--- PROBLEM REQUIREMENTS ---
Give the data again, word for word.
-- TASK DATA start --
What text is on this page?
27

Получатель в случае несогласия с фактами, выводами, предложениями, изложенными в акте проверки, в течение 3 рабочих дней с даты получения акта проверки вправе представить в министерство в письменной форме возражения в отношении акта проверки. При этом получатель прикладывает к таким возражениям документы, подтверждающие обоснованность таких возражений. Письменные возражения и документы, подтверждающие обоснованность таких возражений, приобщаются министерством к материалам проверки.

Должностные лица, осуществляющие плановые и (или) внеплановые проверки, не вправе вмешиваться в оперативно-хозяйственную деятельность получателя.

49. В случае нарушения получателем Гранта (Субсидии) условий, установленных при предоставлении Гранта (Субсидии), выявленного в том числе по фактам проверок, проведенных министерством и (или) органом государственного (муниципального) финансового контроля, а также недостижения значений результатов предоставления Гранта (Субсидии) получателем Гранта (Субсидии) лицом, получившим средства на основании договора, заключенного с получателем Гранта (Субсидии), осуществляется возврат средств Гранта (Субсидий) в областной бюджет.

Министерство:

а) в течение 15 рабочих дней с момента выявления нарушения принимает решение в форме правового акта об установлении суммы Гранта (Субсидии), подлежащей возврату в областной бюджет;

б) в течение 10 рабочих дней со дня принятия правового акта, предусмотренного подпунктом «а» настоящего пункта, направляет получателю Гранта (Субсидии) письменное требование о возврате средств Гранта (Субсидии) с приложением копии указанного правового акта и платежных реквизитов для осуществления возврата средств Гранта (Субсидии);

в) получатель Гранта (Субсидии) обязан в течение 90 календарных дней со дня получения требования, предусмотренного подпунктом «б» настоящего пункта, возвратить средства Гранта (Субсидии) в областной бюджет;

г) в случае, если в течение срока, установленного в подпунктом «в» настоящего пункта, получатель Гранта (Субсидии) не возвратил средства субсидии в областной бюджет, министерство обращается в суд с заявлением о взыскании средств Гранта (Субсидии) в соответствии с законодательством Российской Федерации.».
-- TASK DATA end --
--- FULL SOLUTION ---
What text is on this page?
27

Получатель в случае несогласия с фактами, выводами, предложениями, изложенными в акте проверки, в течение 3 рабочих дней с даты получения акта проверки вправе представить в министерство в письменной форме возражения в отношении акта проверки. При этом получатель прикладывает к таким возражениям документы, подтверждающие обоснованность таких возражений. Письменные возражения и документы, подтверждающие обоснованность таких возражений, приобщаются министерством к материалам проверки.

Должностные лица, осуществляющие плановые и (или) внеплановые проверки, не вправе вмешиваться в оперативно-хозяйственную деятельность получателя.

49. В случае нарушения получателем Гранта (Субсидии) условий, установленных при предоставлении Гранта (Субсидии), выявленного в том числе по фактам проверок, проведенных министерством и (или) органом государственного (муниципального) финансового контроля, а также недостижения значений результатов предоставления Гранта (Субсидии) получателем Гранта (Субсидии) лицом, получившим средства на основании договора, заключенного с получателем Гранта (Субсидии), осуществляется возврат средств Гранта (Субсидий) в областной бюджет.

Министерство:

а) в течение 15 рабочих дней с момента выявления нарушения принимает решение в форме правового акта об установлении суммы Гранта (Субсидии), подлежащей возврату в областной бюджет;

б) в течение 10 рабочих дней со дня принятия правового акта, предусмотренного подпунктом «а» настоящего пункта, направляет получателю Гранта (Субсидии) письменное требование о возврате средств Гранта (Субсидии) с приложением копии указанного правового акта и платежных реквизитов для осуществления возврата средств Гранта (Субсидии);

в) получатель Гранта (Субсидии) обязан в течение 90 календарных дней со дня получения требования, предусмотренного подпунктом «б» настоящего пункта, возвратить средства Гранта (Субсидии) в областной бюджет;

г) в случае, если в течение срока, установленного в подпунктом «в» настоящего пункта, получатель Гранта (Субсидии) не возвратил средства субсидии в областной бюджет, министерство обращается в суд с заявлением о взыскании средств Гранта (Субсидии) в соответствии с законодательством Российской Федерации.».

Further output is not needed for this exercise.